* What to work on
Copy all the data exactly, except the pictures.

Source data:
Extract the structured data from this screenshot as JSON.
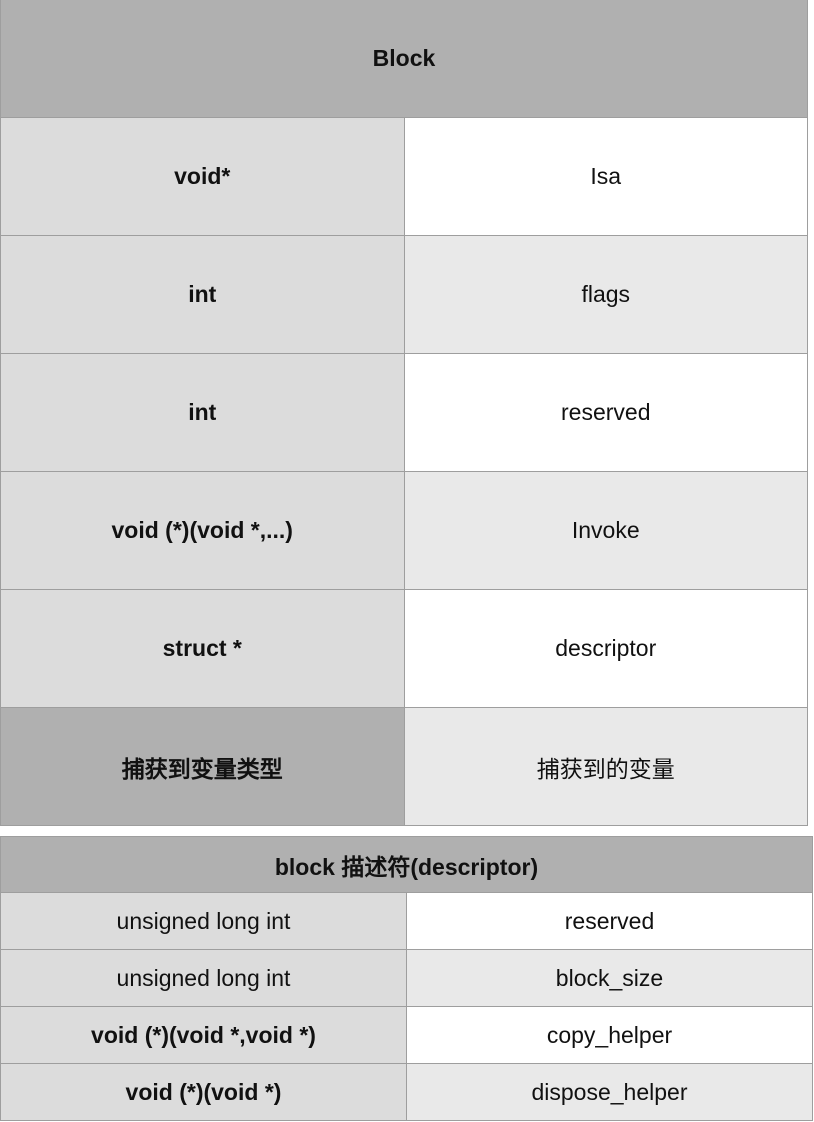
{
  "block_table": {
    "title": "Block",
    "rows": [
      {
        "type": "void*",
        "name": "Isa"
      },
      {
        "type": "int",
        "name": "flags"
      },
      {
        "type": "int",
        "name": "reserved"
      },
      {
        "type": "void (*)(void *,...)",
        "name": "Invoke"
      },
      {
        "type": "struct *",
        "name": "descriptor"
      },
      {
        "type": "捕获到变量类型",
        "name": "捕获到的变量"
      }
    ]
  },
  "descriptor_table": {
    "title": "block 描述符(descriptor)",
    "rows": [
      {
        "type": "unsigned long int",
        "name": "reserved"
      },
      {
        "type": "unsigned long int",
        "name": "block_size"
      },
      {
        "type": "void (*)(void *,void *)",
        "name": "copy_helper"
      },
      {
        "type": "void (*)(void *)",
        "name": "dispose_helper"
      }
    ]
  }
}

* Completed exercise
Extract the structured data from this screenshot as JSON.
{
  "block_table": {
    "title": "Block",
    "rows": [
      {
        "type": "void*",
        "name": "Isa"
      },
      {
        "type": "int",
        "name": "flags"
      },
      {
        "type": "int",
        "name": "reserved"
      },
      {
        "type": "void (*)(void *,...)",
        "name": "Invoke"
      },
      {
        "type": "struct *",
        "name": "descriptor"
      },
      {
        "type": "捕获到变量类型",
        "name": "捕获到的变量"
      }
    ]
  },
  "descriptor_table": {
    "title": "block 描述符(descriptor)",
    "rows": [
      {
        "type": "unsigned long int",
        "name": "reserved"
      },
      {
        "type": "unsigned long int",
        "name": "block_size"
      },
      {
        "type": "void (*)(void *,void *)",
        "name": "copy_helper"
      },
      {
        "type": "void (*)(void *)",
        "name": "dispose_helper"
      }
    ]
  }
}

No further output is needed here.